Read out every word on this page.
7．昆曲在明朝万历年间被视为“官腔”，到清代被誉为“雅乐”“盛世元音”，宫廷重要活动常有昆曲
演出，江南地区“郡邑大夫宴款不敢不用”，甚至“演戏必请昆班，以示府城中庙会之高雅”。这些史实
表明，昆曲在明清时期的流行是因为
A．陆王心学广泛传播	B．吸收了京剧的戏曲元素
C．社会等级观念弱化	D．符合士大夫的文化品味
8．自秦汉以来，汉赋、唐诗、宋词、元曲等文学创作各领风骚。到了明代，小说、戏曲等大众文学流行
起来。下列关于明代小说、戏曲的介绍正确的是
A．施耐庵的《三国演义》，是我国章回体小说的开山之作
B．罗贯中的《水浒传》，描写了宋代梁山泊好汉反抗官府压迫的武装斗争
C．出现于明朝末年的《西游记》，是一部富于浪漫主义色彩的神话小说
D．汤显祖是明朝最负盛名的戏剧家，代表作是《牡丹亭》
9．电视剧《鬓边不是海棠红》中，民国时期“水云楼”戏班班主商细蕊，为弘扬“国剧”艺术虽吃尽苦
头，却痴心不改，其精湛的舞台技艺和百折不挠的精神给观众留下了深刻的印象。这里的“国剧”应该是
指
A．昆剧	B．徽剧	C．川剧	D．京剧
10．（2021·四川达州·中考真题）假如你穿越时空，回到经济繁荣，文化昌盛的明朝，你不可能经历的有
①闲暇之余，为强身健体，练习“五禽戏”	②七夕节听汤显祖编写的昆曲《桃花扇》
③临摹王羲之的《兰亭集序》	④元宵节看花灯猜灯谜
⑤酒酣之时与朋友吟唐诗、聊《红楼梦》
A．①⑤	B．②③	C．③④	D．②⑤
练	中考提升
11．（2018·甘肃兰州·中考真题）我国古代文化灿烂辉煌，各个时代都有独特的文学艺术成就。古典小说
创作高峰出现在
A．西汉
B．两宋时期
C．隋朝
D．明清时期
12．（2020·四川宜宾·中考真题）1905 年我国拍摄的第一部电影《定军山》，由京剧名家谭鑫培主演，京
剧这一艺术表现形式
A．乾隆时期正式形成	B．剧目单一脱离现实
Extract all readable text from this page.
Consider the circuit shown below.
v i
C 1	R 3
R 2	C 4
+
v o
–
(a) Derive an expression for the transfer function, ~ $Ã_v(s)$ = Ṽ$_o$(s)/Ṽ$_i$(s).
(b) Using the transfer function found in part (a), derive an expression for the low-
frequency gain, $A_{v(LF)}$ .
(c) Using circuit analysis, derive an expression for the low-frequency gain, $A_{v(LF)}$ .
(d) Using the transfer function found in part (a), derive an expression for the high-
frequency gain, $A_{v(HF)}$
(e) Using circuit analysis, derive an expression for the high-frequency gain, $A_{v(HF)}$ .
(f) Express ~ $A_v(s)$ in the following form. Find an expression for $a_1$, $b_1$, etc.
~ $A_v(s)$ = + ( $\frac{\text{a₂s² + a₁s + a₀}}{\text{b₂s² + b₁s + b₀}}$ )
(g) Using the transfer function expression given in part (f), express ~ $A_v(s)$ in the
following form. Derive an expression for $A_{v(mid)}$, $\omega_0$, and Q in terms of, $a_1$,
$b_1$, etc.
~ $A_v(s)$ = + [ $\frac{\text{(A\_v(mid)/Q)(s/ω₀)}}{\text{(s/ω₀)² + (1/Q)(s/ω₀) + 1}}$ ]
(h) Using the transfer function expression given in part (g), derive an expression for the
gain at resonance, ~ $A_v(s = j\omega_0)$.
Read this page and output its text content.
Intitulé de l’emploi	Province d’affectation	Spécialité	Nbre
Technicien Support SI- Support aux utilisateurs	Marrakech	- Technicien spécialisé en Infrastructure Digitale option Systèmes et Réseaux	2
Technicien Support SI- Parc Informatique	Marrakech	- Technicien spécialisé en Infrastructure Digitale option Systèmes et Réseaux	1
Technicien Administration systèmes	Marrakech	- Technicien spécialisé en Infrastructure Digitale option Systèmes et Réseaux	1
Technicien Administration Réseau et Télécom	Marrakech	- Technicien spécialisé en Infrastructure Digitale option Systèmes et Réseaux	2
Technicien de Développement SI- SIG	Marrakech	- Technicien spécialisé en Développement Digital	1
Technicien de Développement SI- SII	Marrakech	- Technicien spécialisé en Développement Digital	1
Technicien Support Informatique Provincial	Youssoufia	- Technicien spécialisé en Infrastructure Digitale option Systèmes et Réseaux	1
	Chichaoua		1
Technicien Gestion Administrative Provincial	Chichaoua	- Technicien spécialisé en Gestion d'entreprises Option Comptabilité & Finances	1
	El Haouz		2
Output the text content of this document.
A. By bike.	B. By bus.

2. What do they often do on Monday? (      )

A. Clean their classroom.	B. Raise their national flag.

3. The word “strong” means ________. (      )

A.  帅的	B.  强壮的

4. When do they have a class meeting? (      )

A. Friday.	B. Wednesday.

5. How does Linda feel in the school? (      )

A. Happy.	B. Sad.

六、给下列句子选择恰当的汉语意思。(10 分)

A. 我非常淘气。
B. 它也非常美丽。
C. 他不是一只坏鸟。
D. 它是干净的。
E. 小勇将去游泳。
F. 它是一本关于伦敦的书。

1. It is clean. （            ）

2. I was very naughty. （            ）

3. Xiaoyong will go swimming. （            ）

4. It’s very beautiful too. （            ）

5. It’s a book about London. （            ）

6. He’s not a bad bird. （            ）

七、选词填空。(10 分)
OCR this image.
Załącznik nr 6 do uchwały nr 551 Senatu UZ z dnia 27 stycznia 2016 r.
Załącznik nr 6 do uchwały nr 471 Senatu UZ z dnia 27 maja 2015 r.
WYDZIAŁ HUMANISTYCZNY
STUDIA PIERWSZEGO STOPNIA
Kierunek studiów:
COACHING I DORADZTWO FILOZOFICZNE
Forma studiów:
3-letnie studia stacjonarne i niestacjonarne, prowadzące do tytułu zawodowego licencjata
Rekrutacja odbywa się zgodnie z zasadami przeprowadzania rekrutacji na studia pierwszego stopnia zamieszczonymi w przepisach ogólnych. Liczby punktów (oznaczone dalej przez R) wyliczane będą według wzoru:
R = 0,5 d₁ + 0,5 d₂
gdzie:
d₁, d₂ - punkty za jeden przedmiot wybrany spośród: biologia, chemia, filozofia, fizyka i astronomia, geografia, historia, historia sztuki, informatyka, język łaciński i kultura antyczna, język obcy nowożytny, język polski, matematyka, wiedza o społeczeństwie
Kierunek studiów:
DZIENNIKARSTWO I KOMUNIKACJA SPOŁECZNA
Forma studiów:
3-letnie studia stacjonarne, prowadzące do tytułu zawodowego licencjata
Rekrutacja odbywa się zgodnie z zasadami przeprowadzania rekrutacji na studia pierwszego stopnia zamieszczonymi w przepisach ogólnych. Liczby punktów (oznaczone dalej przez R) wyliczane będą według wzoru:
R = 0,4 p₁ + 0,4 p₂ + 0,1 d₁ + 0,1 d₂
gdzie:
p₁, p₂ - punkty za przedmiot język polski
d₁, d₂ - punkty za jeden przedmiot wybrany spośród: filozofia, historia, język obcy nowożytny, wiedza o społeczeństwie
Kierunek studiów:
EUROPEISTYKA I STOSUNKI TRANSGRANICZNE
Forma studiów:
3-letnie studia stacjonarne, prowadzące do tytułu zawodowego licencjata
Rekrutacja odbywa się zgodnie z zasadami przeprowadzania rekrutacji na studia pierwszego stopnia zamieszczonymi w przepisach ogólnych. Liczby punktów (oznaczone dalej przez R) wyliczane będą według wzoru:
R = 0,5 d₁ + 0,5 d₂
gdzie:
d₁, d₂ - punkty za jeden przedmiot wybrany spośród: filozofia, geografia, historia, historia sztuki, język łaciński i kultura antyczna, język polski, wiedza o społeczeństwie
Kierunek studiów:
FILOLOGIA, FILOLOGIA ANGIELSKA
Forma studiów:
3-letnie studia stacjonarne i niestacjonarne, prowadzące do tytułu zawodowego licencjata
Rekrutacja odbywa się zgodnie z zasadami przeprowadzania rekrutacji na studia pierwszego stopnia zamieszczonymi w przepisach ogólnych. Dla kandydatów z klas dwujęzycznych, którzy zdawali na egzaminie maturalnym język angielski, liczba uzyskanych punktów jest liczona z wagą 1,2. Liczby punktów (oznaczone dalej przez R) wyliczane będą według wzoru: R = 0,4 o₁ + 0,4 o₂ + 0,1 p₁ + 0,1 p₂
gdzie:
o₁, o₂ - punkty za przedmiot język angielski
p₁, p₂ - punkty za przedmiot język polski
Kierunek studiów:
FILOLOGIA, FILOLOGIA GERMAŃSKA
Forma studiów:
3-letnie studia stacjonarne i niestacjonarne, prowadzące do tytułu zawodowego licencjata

********************

AIM:
Identify the lines in the records above that contain the word "circuit", then state how many there are and nothing more.

TASK RESPONSE:
3